◆ Short task: Look at each line of the records and count those with "xlabel" in them. Please answer with the count alone.

◆ Information provided:
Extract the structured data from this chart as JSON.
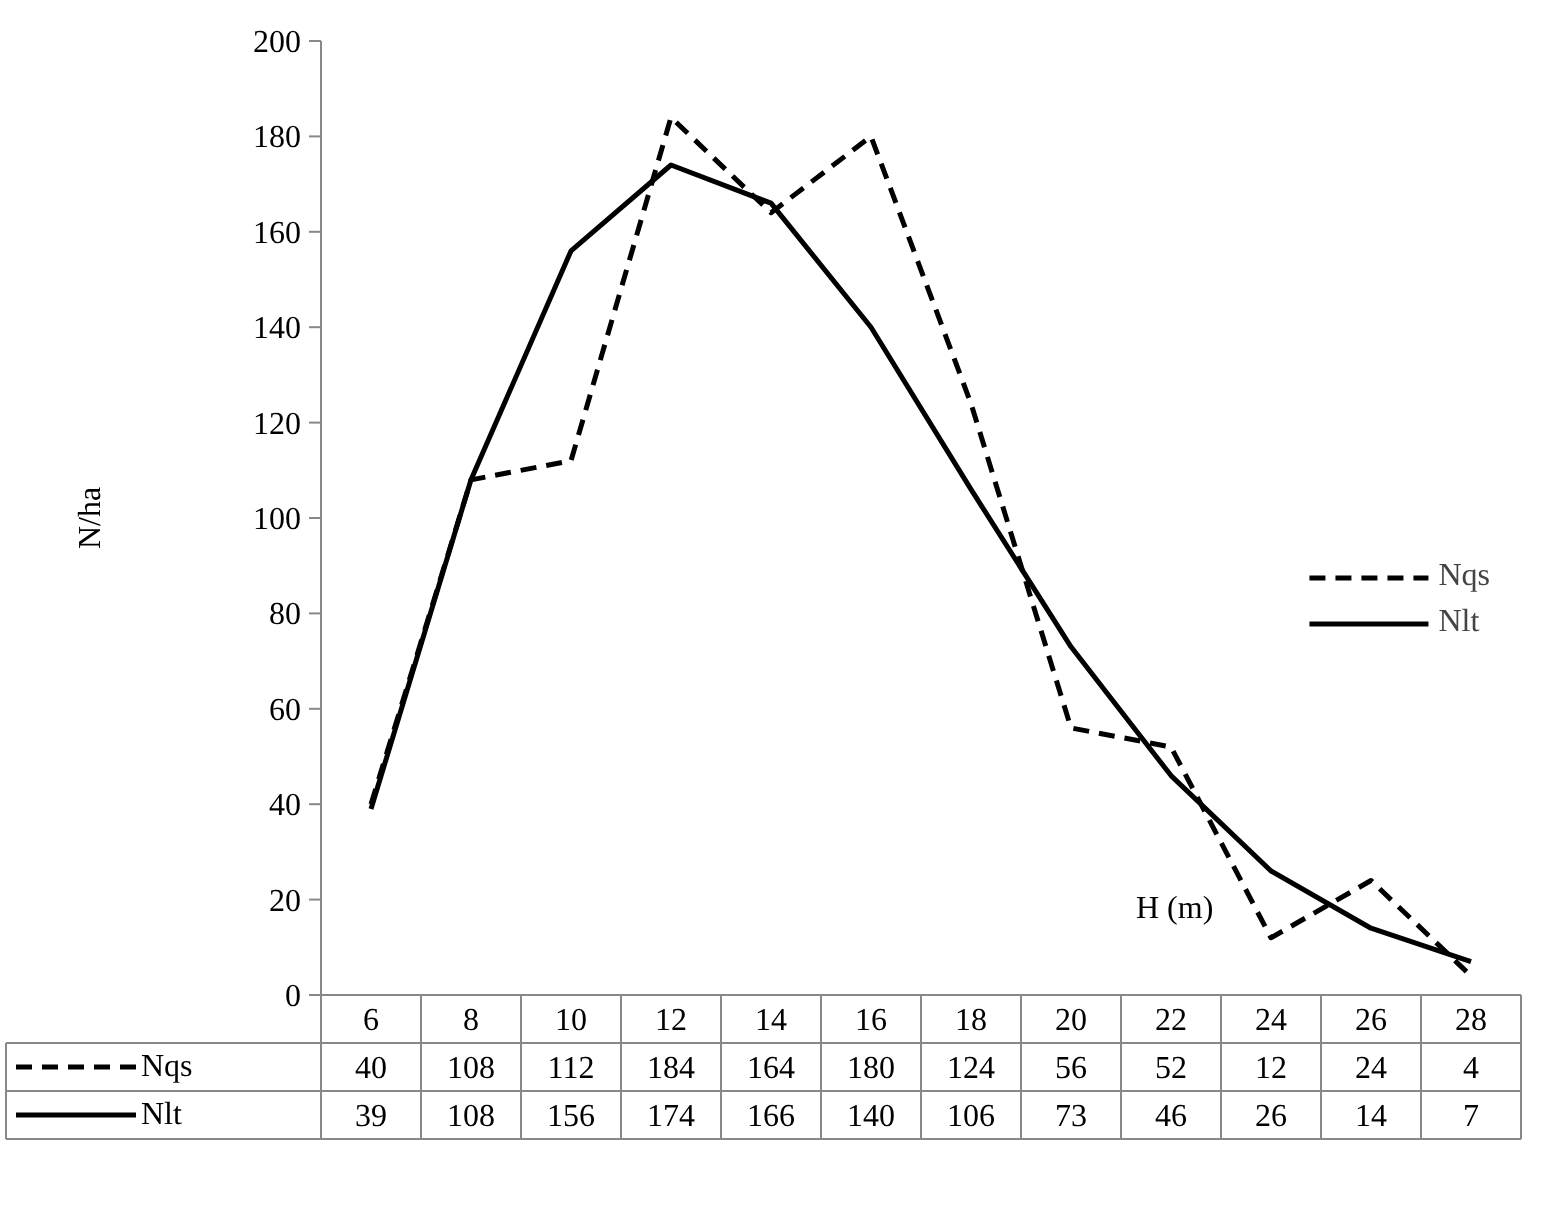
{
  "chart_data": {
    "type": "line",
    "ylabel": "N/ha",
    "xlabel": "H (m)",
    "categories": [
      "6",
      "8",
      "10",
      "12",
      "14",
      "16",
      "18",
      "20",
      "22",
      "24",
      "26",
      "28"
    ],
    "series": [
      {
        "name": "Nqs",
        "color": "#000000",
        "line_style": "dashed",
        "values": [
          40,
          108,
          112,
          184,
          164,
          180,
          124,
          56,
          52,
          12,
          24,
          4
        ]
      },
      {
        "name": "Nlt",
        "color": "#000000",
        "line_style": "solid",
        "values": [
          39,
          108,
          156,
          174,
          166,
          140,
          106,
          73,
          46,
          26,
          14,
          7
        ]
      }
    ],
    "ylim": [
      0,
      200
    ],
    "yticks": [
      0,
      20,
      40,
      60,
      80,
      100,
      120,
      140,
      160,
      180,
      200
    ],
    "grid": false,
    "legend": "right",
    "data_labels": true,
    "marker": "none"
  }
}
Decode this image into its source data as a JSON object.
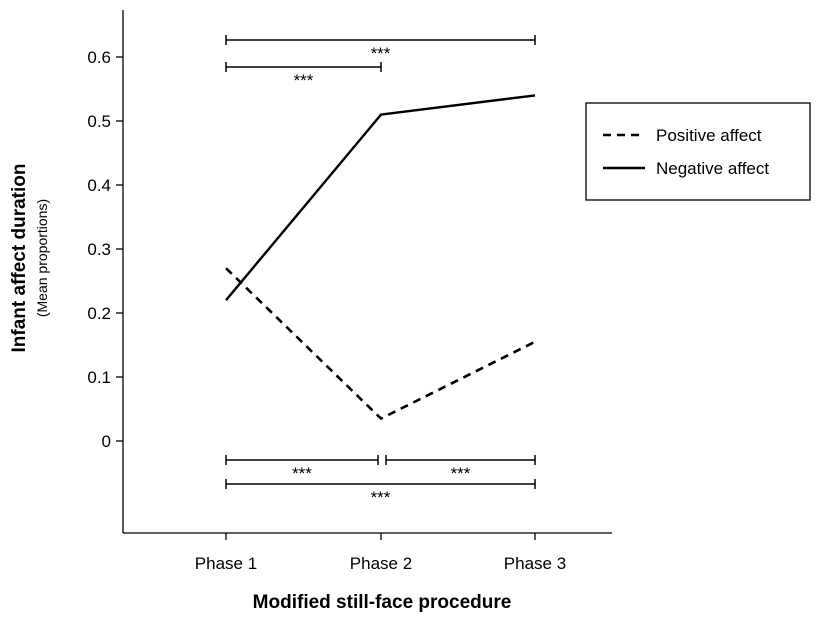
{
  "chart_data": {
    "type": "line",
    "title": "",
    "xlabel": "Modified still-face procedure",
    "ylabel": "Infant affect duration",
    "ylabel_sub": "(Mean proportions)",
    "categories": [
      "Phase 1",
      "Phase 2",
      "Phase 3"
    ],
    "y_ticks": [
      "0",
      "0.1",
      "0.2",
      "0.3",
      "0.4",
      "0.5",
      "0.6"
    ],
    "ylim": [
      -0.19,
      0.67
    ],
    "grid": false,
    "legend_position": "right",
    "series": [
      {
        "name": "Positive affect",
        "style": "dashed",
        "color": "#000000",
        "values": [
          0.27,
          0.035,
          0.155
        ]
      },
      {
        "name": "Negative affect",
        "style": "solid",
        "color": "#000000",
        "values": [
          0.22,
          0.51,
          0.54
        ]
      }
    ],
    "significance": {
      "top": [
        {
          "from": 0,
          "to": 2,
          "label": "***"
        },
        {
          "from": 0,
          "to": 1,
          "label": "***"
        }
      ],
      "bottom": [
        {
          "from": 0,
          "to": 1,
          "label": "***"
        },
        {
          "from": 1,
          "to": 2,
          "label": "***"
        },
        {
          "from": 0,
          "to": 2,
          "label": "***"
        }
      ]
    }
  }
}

◆ Output below: 2